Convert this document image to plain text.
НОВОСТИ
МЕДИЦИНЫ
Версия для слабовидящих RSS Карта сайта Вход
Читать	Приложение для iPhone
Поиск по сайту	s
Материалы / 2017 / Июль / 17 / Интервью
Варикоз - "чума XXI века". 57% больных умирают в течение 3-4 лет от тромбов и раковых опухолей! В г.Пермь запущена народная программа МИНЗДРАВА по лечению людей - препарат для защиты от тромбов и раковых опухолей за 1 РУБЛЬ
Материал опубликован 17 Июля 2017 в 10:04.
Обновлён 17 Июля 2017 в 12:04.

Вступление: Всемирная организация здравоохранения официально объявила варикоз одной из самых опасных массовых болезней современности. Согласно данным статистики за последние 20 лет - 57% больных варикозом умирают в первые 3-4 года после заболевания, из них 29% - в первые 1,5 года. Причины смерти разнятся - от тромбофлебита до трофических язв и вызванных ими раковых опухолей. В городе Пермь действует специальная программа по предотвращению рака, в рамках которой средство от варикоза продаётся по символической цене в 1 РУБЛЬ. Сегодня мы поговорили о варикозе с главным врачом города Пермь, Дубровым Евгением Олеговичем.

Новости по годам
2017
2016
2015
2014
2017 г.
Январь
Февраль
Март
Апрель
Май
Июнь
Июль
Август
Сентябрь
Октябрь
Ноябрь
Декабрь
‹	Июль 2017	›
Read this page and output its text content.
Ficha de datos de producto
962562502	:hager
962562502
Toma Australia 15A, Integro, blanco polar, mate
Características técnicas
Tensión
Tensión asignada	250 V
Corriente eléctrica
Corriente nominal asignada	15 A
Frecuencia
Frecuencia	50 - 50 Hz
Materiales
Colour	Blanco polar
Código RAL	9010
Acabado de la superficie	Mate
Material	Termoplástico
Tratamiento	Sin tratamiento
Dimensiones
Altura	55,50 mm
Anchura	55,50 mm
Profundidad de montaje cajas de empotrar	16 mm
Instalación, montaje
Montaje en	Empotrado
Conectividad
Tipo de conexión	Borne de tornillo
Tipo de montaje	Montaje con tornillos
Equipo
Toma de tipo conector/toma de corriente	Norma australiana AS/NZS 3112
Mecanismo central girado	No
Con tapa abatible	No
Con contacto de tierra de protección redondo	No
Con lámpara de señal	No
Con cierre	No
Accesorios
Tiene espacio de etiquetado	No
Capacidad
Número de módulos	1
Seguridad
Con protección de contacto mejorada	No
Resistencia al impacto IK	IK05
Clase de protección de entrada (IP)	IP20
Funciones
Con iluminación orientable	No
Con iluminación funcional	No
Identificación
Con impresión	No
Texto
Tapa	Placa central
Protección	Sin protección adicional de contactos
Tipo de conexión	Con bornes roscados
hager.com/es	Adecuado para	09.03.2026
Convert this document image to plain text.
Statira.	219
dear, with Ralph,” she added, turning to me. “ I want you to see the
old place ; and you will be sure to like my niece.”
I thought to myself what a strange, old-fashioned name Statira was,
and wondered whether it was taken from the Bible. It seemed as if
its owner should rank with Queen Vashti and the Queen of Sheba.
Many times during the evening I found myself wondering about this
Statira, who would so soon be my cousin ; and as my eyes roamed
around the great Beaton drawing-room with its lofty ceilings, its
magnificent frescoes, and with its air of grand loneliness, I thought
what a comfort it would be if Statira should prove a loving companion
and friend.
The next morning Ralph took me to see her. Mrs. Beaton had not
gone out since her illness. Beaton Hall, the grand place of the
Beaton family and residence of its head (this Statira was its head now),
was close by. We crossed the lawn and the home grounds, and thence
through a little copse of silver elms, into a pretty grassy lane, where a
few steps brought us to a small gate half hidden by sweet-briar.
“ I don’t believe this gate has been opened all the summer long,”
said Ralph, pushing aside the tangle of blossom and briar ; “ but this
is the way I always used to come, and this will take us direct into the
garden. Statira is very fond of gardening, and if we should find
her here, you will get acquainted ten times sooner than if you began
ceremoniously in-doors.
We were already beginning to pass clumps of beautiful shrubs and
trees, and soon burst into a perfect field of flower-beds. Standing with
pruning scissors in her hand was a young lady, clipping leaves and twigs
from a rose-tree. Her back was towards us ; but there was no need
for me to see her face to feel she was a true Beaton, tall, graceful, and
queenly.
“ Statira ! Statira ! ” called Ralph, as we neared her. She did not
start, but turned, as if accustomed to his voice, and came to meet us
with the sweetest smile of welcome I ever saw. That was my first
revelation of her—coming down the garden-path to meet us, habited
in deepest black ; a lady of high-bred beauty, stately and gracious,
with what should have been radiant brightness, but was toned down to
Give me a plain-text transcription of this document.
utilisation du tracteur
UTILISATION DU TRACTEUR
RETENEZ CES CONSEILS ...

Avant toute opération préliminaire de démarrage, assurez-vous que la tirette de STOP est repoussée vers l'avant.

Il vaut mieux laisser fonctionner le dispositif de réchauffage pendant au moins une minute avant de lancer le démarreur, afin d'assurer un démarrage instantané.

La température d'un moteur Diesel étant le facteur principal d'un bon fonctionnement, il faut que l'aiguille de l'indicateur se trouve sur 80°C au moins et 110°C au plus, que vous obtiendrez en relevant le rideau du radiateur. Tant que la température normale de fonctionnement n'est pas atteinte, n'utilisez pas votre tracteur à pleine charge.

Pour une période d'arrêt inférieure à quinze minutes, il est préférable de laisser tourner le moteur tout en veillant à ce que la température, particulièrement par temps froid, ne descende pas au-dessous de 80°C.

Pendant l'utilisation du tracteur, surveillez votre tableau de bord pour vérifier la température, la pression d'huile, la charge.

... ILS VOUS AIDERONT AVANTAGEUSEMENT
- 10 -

----------

Stated task
Each line of the material should be echoed exactly.

Expected answer
Convert this document image to plain text.
НОВОСТИ
МЕДИЦИНЫ
Версия для слабовидящих RSS Карта сайта Вход
Читать	Приложение для iPhone
Поиск по сайту	s
Материалы / 2017 / Июль / 17 / Интервью
Варикоз - "чума XXI века". 57% больных умирают в течение 3-4 лет от тромбов и раковых опухолей! В г.Пермь запущена народная программа МИНЗДРАВА по лечению людей - препарат для защиты от тромбов и раковых опухолей за 1 РУБЛЬ
Материал опубликован 17 Июля 2017 в 10:04.
Обновлён 17 Июля 2017 в 12:04.

Вступление: Всемирная организация здравоохранения официально объявила варикоз одной из самых опасных массовых болезней современности. Согласно данным статистики за последние 20 лет - 57% больных варикозом умирают в первые 3-4 года после заболевания, из них 29% - в первые 1,5 года. Причины смерти разнятся - от тромбофлебита до трофических язв и вызванных ими раковых опухолей. В городе Пермь действует специальная программа по предотвращению рака, в рамках которой средство от варикоза продаётся по символической цене в 1 РУБЛЬ. Сегодня мы поговорили о варикозе с главным врачом города Пермь, Дубровым Евгением Олеговичем.

Новости по годам
2017
2016
2015
2014
2017 г.
Январь
Февраль
Март
Апрель
Май
Июнь
Июль
Август
Сентябрь
Октябрь
Ноябрь
Декабрь
‹	Июль 2017	›
Read this page and output its text content.
Ficha de datos de producto
962562502	:hager
962562502
Toma Australia 15A, Integro, blanco polar, mate
Características técnicas
Tensión
Tensión asignada	250 V
Corriente eléctrica
Corriente nominal asignada	15 A
Frecuencia
Frecuencia	50 - 50 Hz
Materiales
Colour	Blanco polar
Código RAL	9010
Acabado de la superficie	Mate
Material	Termoplástico
Tratamiento	Sin tratamiento
Dimensiones
Altura	55,50 mm
Anchura	55,50 mm
Profundidad de montaje cajas de empotrar	16 mm
Instalación, montaje
Montaje en	Empotrado
Conectividad
Tipo de conexión	Borne de tornillo
Tipo de montaje	Montaje con tornillos
Equipo
Toma de tipo conector/toma de corriente	Norma australiana AS/NZS 3112
Mecanismo central girado	No
Con tapa abatible	No
Con contacto de tierra de protección redondo	No
Con lámpara de señal	No
Con cierre	No
Accesorios
Tiene espacio de etiquetado	No
Capacidad
Número de módulos	1
Seguridad
Con protección de contacto mejorada	No
Resistencia al impacto IK	IK05
Clase de protección de entrada (IP)	IP20
Funciones
Con iluminación orientable	No
Con iluminación funcional	No
Identificación
Con impresión	No
Texto
Tapa	Placa central
Protección	Sin protección adicional de contactos
Tipo de conexión	Con bornes roscados
hager.com/es	Adecuado para	09.03.2026
Convert this document image to plain text.
Statira.	219
dear, with Ralph,” she added, turning to me. “ I want you to see the
old place ; and you will be sure to like my niece.”
I thought to myself what a strange, old-fashioned name Statira was,
and wondered whether it was taken from the Bible. It seemed as if
its owner should rank with Queen Vashti and the Queen of Sheba.
Many times during the evening I found myself wondering about this
Statira, who would so soon be my cousin ; and as my eyes roamed
around the great Beaton drawing-room with its lofty ceilings, its
magnificent frescoes, and with its air of grand loneliness, I thought
what a comfort it would be if Statira should prove a loving companion
and friend.
The next morning Ralph took me to see her. Mrs. Beaton had not
gone out since her illness. Beaton Hall, the grand place of the
Beaton family and residence of its head (this Statira was its head now),
was close by. We crossed the lawn and the home grounds, and thence
through a little copse of silver elms, into a pretty grassy lane, where a
few steps brought us to a small gate half hidden by sweet-briar.
“ I don’t believe this gate has been opened all the summer long,”
said Ralph, pushing aside the tangle of blossom and briar ; “ but this
is the way I always used to come, and this will take us direct into the
garden. Statira is very fond of gardening, and if we should find
her here, you will get acquainted ten times sooner than if you began
ceremoniously in-doors.
We were already beginning to pass clumps of beautiful shrubs and
trees, and soon burst into a perfect field of flower-beds. Standing with
pruning scissors in her hand was a young lady, clipping leaves and twigs
from a rose-tree. Her back was towards us ; but there was no need
for me to see her face to feel she was a true Beaton, tall, graceful, and
queenly.
“ Statira ! Statira ! ” called Ralph, as we neared her. She did not
start, but turned, as if accustomed to his voice, and came to meet us
with the sweetest smile of welcome I ever saw. That was my first
revelation of her—coming down the garden-path to meet us, habited
in deepest black ; a lady of high-bred beauty, stately and gracious,
with what should have been radiant brightness, but was toned down to
Give me a plain-text transcription of this document.
utilisation du tracteur
UTILISATION DU TRACTEUR
RETENEZ CES CONSEILS ...

Avant toute opération préliminaire de démarrage, assurez-vous que la tirette de STOP est repoussée vers l'avant.

Il vaut mieux laisser fonctionner le dispositif de réchauffage pendant au moins une minute avant de lancer le démarreur, afin d'assurer un démarrage instantané.

La température d'un moteur Diesel étant le facteur principal d'un bon fonctionnement, il faut que l'aiguille de l'indicateur se trouve sur 80°C au moins et 110°C au plus, que vous obtiendrez en relevant le rideau du radiateur. Tant que la température normale de fonctionnement n'est pas atteinte, n'utilisez pas votre tracteur à pleine charge.

Pour une période d'arrêt inférieure à quinze minutes, il est préférable de laisser tourner le moteur tout en veillant à ce que la température, particulièrement par temps froid, ne descende pas au-dessous de 80°C.

Pendant l'utilisation du tracteur, surveillez votre tableau de bord pour vérifier la température, la pression d'huile, la charge.

... ILS VOUS AIDERONT AVANTAGEUSEMENT
- 10 -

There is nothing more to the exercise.